### Problem set
1. In the article on the rupee's slide, what was India's current account deficit for FY13 as a share of GDP?
2. Pick up the article on the rupee's slide after its final sentence and keep writing.

### Source text
What’s roiling the rupee

Current account, forex buffers are in better shape than in 2013, but the wild card may be foreign flows

May 20, 2018 09:33 pm | Updated May 21, 2018 03:57 pm IST - Chennai

If you have dollar payments to make, you should beware of the Ides of May. The behaviour of the exchange rate in May 2018 has been eerily similar to that in May 2013, the month that marked the onset of the ‘ taper tantrum’.

Sliding by more than 6% against the U.S. dollar since the beginning of 2018, the rupee now figures among the worst-performing Asian currencies. The slide has been accompanied by the cocktail of factors that always roil the exchange rate.

In 2013, hints from the U.S. Federal Reserve that it was planning to taper its bond-buying programme saw the rupee slide by more than 20% against the dollar in a mere three months from May to August. This led India to the brink of a crisis and forced RBI to take drastic intervention measures such as raising interest rates and curbing gold imports.

Should we now brace for a repeat of the episode? Comparing key exchange rate drivers between then and now shows risks to the rupee are rising, but the situation is not as dire as in 2013.

CAD under control

The main reason why the rupee is always on a sticky wicket is that India runs a persistent Current Account Deficit (CAD). That is, the country’s dollar outflows towards import of goods and services (and other short-term payments), usually exceed its dollar earnings from exports.

The wider this gap between the greenbacks flowing in and those flowing out, the more is the scramble for dollars in India, leading to a weaker rupee. This is why the absolute and relative levels of CAD are critical to judge whether the rupee is in hot waters. On both counts, India is better off today than it was in May 2013.

When taper fears hit global markets in 2013, India was in the midst of an unbridled import binge. In FY13, India splurged roughly $41 billion a month importing oil, gold, capital goods and miscellaneous items. It earned only $25 billion a month from goods exports. After adjusting for services trade, it ran up a CAD of $87.8 billion for the full year. That translated into 4.8% of GDP, well above the comfort zone of 2.5%.

Today, India’s imports are far lower, while its exports are much the same. In FY18, the import bill averaged $38 billion a month while exports brought in about $25 billion. At the end of the first nine months of FY18, therefore, India’s CAD stood at $36 billion, which is estimated to go up to $48-49 billion for the full year. Forecasters expect India to close FY18 with a CAD just short of 2% of GDP, well below the alarming levels of FY13.

### Information given
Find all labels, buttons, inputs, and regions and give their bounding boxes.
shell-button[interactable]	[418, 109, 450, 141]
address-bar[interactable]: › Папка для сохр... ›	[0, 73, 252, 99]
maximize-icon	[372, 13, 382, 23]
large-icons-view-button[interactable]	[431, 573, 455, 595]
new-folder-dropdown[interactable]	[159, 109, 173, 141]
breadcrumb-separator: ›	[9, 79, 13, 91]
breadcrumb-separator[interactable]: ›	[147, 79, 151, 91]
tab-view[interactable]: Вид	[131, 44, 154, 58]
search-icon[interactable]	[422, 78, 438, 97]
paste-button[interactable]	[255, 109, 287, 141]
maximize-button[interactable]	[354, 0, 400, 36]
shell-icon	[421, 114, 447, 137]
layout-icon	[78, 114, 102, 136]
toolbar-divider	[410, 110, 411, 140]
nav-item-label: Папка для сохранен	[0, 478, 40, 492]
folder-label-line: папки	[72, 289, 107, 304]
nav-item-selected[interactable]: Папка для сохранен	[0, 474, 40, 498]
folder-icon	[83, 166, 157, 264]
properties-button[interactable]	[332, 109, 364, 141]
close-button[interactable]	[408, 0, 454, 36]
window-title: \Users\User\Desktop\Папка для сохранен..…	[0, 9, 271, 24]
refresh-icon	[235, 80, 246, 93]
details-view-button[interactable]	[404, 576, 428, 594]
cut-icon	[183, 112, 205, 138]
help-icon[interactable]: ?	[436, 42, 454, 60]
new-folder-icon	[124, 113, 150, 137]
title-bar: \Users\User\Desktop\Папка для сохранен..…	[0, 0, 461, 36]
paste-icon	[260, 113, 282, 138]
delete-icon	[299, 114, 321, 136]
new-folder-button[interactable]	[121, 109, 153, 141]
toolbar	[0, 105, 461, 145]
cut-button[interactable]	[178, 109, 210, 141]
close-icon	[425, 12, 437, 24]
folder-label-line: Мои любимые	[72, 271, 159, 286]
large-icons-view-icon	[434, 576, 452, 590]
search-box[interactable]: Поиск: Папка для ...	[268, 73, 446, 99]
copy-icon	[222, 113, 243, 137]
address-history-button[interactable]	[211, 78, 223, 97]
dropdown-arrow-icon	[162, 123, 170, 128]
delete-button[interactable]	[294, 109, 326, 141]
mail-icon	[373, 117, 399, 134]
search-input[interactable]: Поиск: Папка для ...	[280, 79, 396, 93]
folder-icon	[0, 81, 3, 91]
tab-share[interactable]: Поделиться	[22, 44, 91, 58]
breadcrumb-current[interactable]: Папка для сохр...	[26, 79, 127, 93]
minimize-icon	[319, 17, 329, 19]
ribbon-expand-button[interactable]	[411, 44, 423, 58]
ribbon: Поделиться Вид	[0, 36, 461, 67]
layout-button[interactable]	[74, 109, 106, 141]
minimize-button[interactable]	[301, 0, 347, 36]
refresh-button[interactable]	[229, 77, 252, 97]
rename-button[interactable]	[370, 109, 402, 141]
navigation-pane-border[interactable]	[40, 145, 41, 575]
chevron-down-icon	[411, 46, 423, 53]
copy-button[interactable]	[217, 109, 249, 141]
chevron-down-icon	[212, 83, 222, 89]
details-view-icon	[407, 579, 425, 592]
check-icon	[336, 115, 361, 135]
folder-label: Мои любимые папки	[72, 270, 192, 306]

### Outputs
1. 4.8% of GDP

2.
Given India’s perpetual dollar shortage, RBI stockpiles forex as a buffer against payment exigencies. It also draws from this war-chest to sell dollars, if the exchange rate turns unduly volatile.

A rule of thumb measure used to gauge the adequacy of these forex reserves, is the number of months worth of imports they finance. RBI held foreign currency assets of $396 billion (excluding gold) last week, which covered India’s monthly import bill about 10 times. In May 2013, RBI’s foreign currency assets had covered its monthly import bill by a precarious 6.5 times. India’s record forex kitty also gives RBI enough ammunition to intervene if there is a speculative run on the rupee.

Simmering oil

Oil imports, accounting for 25-30% of India’s import bill, is a key determinant of the size of the CAD. In 2013, global oil prices (WTI crude) were already on the boil ruling at $90-100 a barrel for two years before the taper tantrum hit. Between May and August 2013, they further shot up to $110 a barrel, worsening the deficit.

In 2018, oil prices, after staying at $30-$60 a barrel from 2015 to 2017, have just begun to simmer. Fired up by a host of factors — the OPEC’s production cutbacks, tensions in West Asia, the crisis in Venezuela and renewed U.S. sanctions on Iran — crude prices have increased from $60 in January to over $71 in May.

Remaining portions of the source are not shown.